TASK:
Give every entry again, word for word.

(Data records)

'''

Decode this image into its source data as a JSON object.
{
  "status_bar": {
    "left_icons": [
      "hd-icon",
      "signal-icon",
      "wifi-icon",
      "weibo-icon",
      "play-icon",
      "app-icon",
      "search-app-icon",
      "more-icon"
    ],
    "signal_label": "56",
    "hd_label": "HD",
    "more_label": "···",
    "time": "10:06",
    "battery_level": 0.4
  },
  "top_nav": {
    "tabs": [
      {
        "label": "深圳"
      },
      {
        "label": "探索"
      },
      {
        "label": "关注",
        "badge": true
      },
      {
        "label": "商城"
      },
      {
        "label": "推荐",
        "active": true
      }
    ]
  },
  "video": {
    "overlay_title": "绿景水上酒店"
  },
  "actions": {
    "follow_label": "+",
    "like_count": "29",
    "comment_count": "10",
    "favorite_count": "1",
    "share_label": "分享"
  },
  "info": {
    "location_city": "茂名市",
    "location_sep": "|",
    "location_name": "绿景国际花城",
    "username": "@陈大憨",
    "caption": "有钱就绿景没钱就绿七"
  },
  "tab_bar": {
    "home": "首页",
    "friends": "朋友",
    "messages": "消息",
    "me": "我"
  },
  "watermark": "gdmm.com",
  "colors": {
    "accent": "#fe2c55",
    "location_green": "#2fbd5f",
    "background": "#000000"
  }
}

'''

OUTPUT OF THE TASK:
Decode this image into its source data as a JSON object.
{
  "status_bar": {
    "left_icons": [
      "hd-icon",
      "signal-icon",
      "wifi-icon",
      "weibo-icon",
      "play-icon",
      "app-icon",
      "search-app-icon",
      "more-icon"
    ],
    "signal_label": "56",
    "hd_label": "HD",
    "more_label": "···",
    "time": "10:06",
    "battery_level": 0.4
  },
  "top_nav": {
    "tabs": [
      {
        "label": "深圳"
      },
      {
        "label": "探索"
      },
      {
        "label": "关注",
        "badge": true
      },
      {
        "label": "商城"
      },
      {
        "label": "推荐",
        "active": true
      }
    ]
  },
  "video": {
    "overlay_title": "绿景水上酒店"
  },
  "actions": {
    "follow_label": "+",
    "like_count": "29",
    "comment_count": "10",
    "favorite_count": "1",
    "share_label": "分享"
  },
  "info": {
    "location_city": "茂名市",
    "location_sep": "|",
    "location_name": "绿景国际花城",
    "username": "@陈大憨",
    "caption": "有钱就绿景没钱就绿七"
  },
  "tab_bar": {
    "home": "首页",
    "friends": "朋友",
    "messages": "消息",
    "me": "我"
  },
  "watermark": "gdmm.com",
  "colors": {
    "accent": "#fe2c55",
    "location_green": "#2fbd5f",
    "background": "#000000"
  }
}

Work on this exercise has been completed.